══ DATA PROVIDED ══

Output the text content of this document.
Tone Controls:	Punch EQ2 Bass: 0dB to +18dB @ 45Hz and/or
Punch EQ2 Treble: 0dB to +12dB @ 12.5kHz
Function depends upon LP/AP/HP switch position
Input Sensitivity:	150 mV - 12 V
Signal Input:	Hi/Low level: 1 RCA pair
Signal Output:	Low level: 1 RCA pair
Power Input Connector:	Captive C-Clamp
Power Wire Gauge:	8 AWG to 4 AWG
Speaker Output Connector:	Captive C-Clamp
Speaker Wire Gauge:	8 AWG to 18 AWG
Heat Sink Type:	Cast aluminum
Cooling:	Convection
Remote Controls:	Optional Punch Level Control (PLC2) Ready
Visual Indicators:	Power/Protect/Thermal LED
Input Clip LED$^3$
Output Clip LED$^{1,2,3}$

═══

• **THE REQUEST**
Copy every line of the data that holds the string "Controls".

• **ANSWER**
Tone Controls:	Punch EQ2 Bass: 0dB to +18dB @ 45Hz and/or
Remote Controls:	Optional Punch Level Control (PLC2) Ready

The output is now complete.